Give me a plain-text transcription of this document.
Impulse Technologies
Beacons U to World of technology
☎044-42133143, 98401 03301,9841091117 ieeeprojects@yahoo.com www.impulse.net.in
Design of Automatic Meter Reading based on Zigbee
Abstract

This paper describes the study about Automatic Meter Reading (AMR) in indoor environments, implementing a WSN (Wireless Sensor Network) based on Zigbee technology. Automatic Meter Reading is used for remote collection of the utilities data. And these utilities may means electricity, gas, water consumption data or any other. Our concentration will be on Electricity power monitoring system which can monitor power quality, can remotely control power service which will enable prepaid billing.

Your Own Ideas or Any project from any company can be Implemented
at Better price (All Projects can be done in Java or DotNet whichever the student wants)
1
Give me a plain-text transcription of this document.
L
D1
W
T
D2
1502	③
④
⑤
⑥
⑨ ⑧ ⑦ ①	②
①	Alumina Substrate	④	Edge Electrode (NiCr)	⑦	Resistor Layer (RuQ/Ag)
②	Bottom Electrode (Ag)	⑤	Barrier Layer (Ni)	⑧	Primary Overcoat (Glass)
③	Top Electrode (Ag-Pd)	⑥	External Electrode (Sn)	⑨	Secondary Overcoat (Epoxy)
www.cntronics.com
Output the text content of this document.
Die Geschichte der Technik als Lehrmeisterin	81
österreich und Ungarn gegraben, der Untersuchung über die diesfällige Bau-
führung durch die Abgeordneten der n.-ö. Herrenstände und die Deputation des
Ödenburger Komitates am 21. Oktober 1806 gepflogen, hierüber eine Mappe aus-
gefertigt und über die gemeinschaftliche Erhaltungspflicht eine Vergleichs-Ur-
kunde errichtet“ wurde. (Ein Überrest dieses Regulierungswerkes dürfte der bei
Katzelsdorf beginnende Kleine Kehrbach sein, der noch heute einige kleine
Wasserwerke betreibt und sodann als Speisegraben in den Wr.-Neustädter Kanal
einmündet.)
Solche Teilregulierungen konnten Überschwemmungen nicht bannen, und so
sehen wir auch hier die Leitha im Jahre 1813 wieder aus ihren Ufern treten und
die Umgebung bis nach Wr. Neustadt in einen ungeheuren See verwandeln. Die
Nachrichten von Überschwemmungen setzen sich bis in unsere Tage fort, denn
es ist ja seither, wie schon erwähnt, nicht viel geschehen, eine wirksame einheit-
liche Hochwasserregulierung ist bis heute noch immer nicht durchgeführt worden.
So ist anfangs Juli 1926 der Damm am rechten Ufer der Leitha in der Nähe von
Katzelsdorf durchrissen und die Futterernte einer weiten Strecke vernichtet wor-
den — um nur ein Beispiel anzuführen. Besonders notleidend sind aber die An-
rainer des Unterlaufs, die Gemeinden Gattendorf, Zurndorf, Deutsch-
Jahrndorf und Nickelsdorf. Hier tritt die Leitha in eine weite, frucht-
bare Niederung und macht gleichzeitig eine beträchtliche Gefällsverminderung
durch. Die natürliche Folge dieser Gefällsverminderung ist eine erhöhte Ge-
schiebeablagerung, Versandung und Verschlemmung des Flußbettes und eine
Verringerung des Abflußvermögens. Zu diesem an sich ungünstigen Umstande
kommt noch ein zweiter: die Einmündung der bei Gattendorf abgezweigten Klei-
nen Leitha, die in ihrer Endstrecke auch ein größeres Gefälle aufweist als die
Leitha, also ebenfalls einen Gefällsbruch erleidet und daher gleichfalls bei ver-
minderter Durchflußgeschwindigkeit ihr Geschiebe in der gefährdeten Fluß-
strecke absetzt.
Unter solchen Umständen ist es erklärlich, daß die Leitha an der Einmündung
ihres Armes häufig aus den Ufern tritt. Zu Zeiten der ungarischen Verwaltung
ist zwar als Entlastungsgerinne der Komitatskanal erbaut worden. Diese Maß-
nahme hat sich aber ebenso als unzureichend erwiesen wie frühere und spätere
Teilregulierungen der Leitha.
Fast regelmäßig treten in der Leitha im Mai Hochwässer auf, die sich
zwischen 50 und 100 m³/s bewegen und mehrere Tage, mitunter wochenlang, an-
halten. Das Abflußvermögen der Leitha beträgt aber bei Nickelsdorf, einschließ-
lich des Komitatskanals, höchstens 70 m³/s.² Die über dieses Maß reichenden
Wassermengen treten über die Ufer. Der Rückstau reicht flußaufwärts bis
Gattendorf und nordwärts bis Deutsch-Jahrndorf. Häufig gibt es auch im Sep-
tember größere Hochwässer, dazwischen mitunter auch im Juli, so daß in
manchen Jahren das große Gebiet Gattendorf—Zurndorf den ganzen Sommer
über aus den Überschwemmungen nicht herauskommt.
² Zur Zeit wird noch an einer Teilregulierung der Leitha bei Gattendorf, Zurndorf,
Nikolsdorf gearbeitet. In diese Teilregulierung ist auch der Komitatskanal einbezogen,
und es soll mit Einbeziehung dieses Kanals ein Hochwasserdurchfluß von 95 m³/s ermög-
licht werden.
-*-*-
* Stated task *
Which lines contain the word "worden"? Copy each one.

* Reply to the exercise *
liche Hochwasserregulierung ist bis heute noch immer nicht durchgeführt worden.
ist zwar als Entlastungsgerinne der Komitatskanal erbaut worden. Diese Maß-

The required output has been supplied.